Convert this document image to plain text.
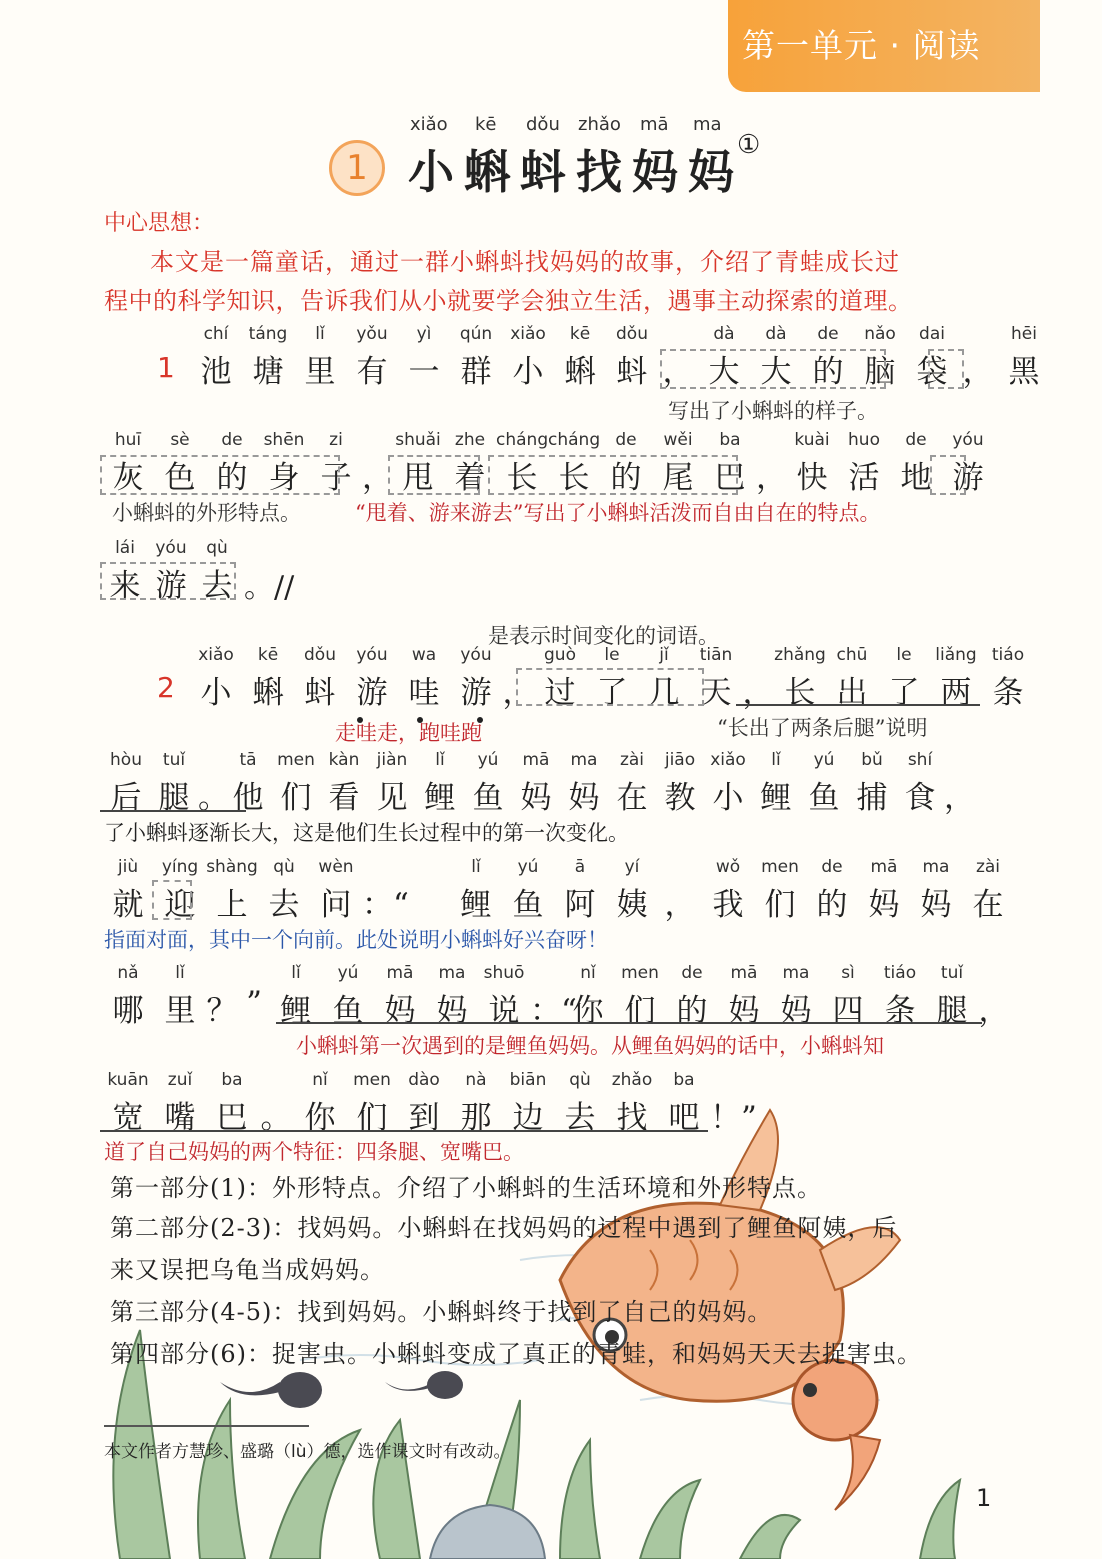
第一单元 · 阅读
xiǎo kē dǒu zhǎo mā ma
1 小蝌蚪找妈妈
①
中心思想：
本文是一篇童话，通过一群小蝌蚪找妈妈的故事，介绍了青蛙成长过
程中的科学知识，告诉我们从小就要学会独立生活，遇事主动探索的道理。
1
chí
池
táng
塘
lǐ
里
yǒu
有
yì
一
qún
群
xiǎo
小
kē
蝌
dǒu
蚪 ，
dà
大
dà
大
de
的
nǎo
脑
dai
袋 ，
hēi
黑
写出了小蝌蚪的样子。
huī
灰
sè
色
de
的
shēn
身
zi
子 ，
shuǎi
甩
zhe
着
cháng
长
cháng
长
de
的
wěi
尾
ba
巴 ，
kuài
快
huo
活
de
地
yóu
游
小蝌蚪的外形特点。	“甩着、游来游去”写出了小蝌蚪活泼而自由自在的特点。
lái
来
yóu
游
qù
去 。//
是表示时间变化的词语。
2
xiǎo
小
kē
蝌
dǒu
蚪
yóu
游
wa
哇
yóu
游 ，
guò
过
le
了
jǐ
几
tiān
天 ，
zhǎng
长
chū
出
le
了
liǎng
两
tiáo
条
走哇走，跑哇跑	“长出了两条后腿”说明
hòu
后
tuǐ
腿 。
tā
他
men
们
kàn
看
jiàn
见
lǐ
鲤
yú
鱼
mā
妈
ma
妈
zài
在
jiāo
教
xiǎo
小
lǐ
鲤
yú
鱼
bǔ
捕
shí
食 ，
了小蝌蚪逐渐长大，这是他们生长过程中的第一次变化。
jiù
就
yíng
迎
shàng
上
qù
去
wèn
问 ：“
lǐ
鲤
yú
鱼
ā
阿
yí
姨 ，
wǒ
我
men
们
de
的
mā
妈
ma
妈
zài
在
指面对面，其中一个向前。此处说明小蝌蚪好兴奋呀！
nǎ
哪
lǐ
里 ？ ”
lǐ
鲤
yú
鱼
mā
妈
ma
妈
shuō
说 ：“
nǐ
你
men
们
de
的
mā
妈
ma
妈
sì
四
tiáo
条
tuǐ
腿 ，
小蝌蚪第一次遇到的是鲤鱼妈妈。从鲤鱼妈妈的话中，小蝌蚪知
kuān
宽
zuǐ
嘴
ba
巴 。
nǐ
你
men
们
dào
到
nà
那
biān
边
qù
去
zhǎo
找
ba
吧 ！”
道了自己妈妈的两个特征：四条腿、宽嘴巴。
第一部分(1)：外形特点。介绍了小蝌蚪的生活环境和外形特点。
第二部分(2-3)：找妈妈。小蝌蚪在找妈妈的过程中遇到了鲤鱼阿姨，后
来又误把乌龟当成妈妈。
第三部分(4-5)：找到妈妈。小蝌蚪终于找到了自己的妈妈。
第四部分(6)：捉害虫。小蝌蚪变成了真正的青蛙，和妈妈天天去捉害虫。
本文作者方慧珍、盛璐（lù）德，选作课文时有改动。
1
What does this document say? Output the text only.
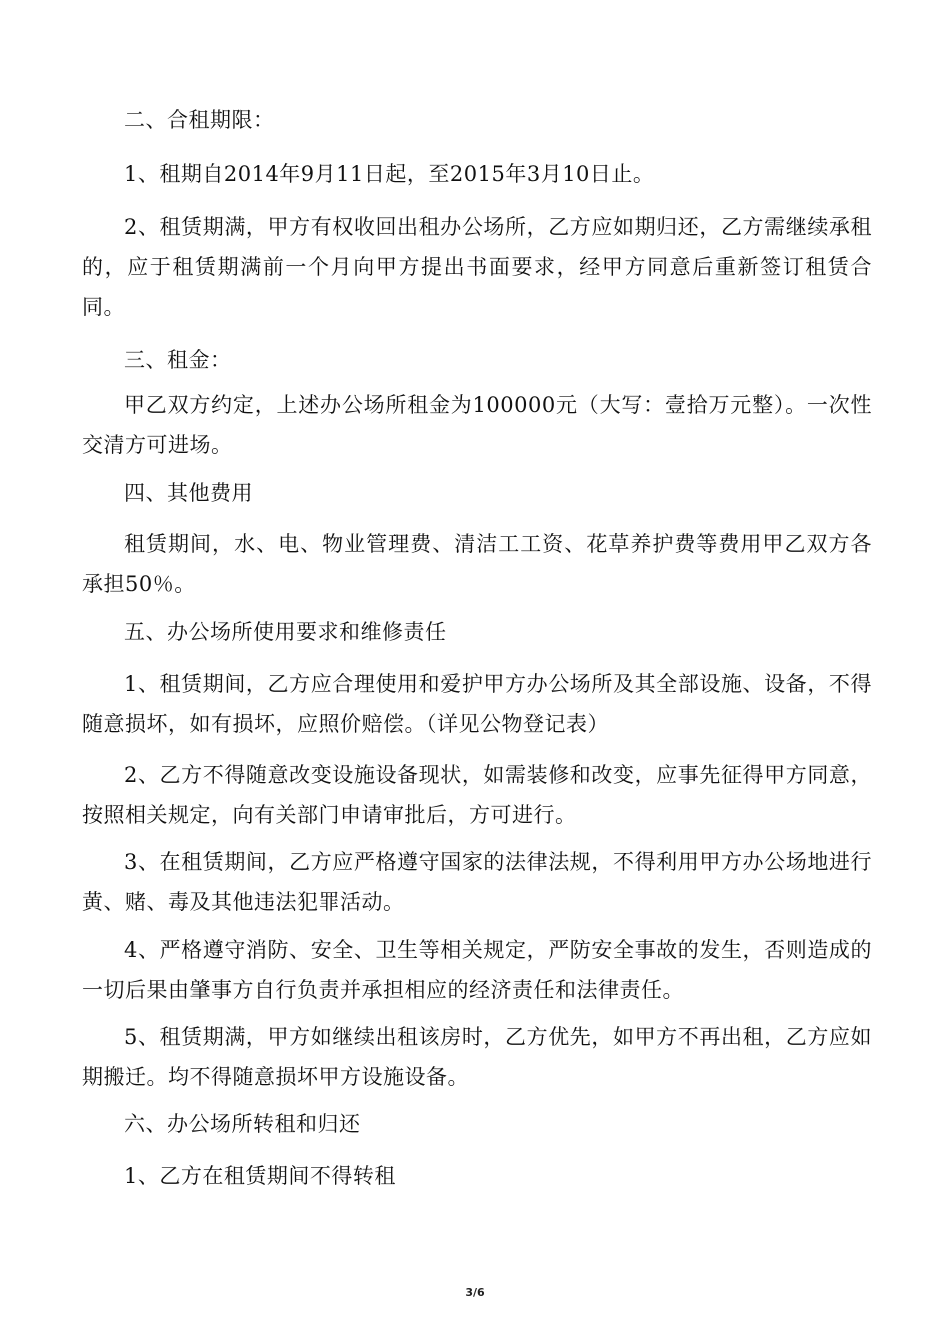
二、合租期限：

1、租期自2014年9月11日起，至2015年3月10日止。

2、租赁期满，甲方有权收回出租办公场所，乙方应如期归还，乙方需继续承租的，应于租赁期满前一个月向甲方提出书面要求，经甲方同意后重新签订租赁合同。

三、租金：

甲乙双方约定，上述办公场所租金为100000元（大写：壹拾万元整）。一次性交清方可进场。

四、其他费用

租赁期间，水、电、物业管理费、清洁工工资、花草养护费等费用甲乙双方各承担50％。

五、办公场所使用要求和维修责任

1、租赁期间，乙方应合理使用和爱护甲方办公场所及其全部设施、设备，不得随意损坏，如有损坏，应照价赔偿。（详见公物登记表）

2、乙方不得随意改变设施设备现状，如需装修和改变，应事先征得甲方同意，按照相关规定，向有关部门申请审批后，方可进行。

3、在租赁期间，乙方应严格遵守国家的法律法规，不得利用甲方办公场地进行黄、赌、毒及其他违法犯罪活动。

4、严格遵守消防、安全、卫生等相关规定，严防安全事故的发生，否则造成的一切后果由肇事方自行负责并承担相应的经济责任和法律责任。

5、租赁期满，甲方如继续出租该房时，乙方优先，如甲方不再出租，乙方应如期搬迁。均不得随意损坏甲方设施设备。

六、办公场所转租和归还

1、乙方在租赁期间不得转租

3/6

- - -

*Aim*: Using the listing above, gather each line that holds the string "this" and copy it.

*The completed task*:
Convert this document image to plain text.
What does this document say? Output the text only.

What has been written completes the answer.